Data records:

━━━━━━━━━━

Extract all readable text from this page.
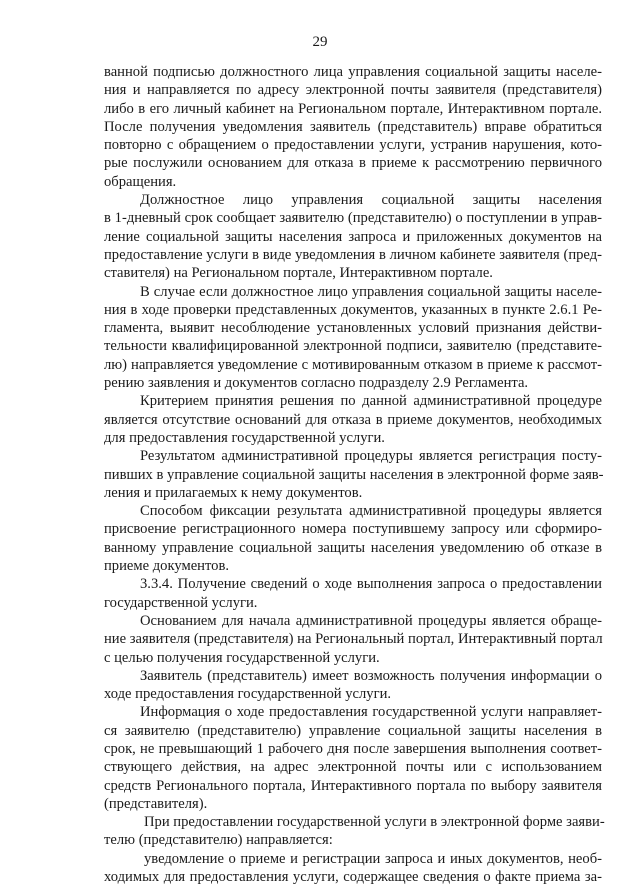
29
ванной подписью должностного лица управления социальной защиты населе-
ния и направляется по адресу электронной почты заявителя (представителя)
либо в его личный кабинет на Региональном портале, Интерактивном портале.
После получения уведомления заявитель (представитель) вправе обратиться
повторно с обращением о предоставлении услуги, устранив нарушения, кото-
рые послужили основанием для отказа в приеме к рассмотрению первичного
обращения.
Должностное лицо управления социальной защиты населения
в 1-дневный срок сообщает заявителю (представителю) о поступлении в управ-
ление социальной защиты населения запроса и приложенных документов на
предоставление услуги в виде уведомления в личном кабинете заявителя (пред-
ставителя) на Региональном портале, Интерактивном портале.
В случае если должностное лицо управления социальной защиты населе-
ния в ходе проверки представленных документов, указанных в пункте 2.6.1 Ре-
гламента, выявит несоблюдение установленных условий признания действи-
тельности квалифицированной электронной подписи, заявителю (представите-
лю) направляется уведомление с мотивированным отказом в приеме к рассмот-
рению заявления и документов согласно подразделу 2.9 Регламента.
Критерием принятия решения по данной административной процедуре
является отсутствие оснований для отказа в приеме документов, необходимых
для предоставления государственной услуги.
Результатом административной процедуры является регистрация посту-
пивших в управление социальной защиты населения в электронной форме заяв-
ления и прилагаемых к нему документов.
Способом фиксации результата административной процедуры является
присвоение регистрационного номера поступившему запросу или сформиро-
ванному управление социальной защиты населения уведомлению об отказе в
приеме документов.
3.3.4. Получение сведений о ходе выполнения запроса о предоставлении
государственной услуги.
Основанием для начала административной процедуры является обраще-
ние заявителя (представителя) на Региональный портал, Интерактивный портал
с целью получения государственной услуги.
Заявитель (представитель) имеет возможность получения информации о
ходе предоставления государственной услуги.
Информация о ходе предоставления государственной услуги направляет-
ся заявителю (представителю) управление социальной защиты населения в
срок, не превышающий 1 рабочего дня после завершения выполнения соответ-
ствующего действия, на адрес электронной почты или с использованием
средств Регионального портала, Интерактивного портала по выбору заявителя
(представителя).
При предоставлении государственной услуги в электронной форме заяви-
телю (представителю) направляется:
уведомление о приеме и регистрации запроса и иных документов, необ-
ходимых для предоставления услуги, содержащее сведения о факте приема за-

━━━━━━━━━━

What this task involves: Repeat the listing in full and exactly. Do not include any images.

Solution for this exercise:
Extract all readable text from this page.
29
ванной подписью должностного лица управления социальной защиты населе-
ния и направляется по адресу электронной почты заявителя (представителя)
либо в его личный кабинет на Региональном портале, Интерактивном портале.
После получения уведомления заявитель (представитель) вправе обратиться
повторно с обращением о предоставлении услуги, устранив нарушения, кото-
рые послужили основанием для отказа в приеме к рассмотрению первичного
обращения.
Должностное лицо управления социальной защиты населения
в 1-дневный срок сообщает заявителю (представителю) о поступлении в управ-
ление социальной защиты населения запроса и приложенных документов на
предоставление услуги в виде уведомления в личном кабинете заявителя (пред-
ставителя) на Региональном портале, Интерактивном портале.
В случае если должностное лицо управления социальной защиты населе-
ния в ходе проверки представленных документов, указанных в пункте 2.6.1 Ре-
гламента, выявит несоблюдение установленных условий признания действи-
тельности квалифицированной электронной подписи, заявителю (представите-
лю) направляется уведомление с мотивированным отказом в приеме к рассмот-
рению заявления и документов согласно подразделу 2.9 Регламента.
Критерием принятия решения по данной административной процедуре
является отсутствие оснований для отказа в приеме документов, необходимых
для предоставления государственной услуги.
Результатом административной процедуры является регистрация посту-
пивших в управление социальной защиты населения в электронной форме заяв-
ления и прилагаемых к нему документов.
Способом фиксации результата административной процедуры является
присвоение регистрационного номера поступившему запросу или сформиро-
ванному управление социальной защиты населения уведомлению об отказе в
приеме документов.
3.3.4. Получение сведений о ходе выполнения запроса о предоставлении
государственной услуги.
Основанием для начала административной процедуры является обраще-
ние заявителя (представителя) на Региональный портал, Интерактивный портал
с целью получения государственной услуги.
Заявитель (представитель) имеет возможность получения информации о
ходе предоставления государственной услуги.
Информация о ходе предоставления государственной услуги направляет-
ся заявителю (представителю) управление социальной защиты населения в
срок, не превышающий 1 рабочего дня после завершения выполнения соответ-
ствующего действия, на адрес электронной почты или с использованием
средств Регионального портала, Интерактивного портала по выбору заявителя
(представителя).
При предоставлении государственной услуги в электронной форме заяви-
телю (представителю) направляется:
уведомление о приеме и регистрации запроса и иных документов, необ-
ходимых для предоставления услуги, содержащее сведения о факте приема за-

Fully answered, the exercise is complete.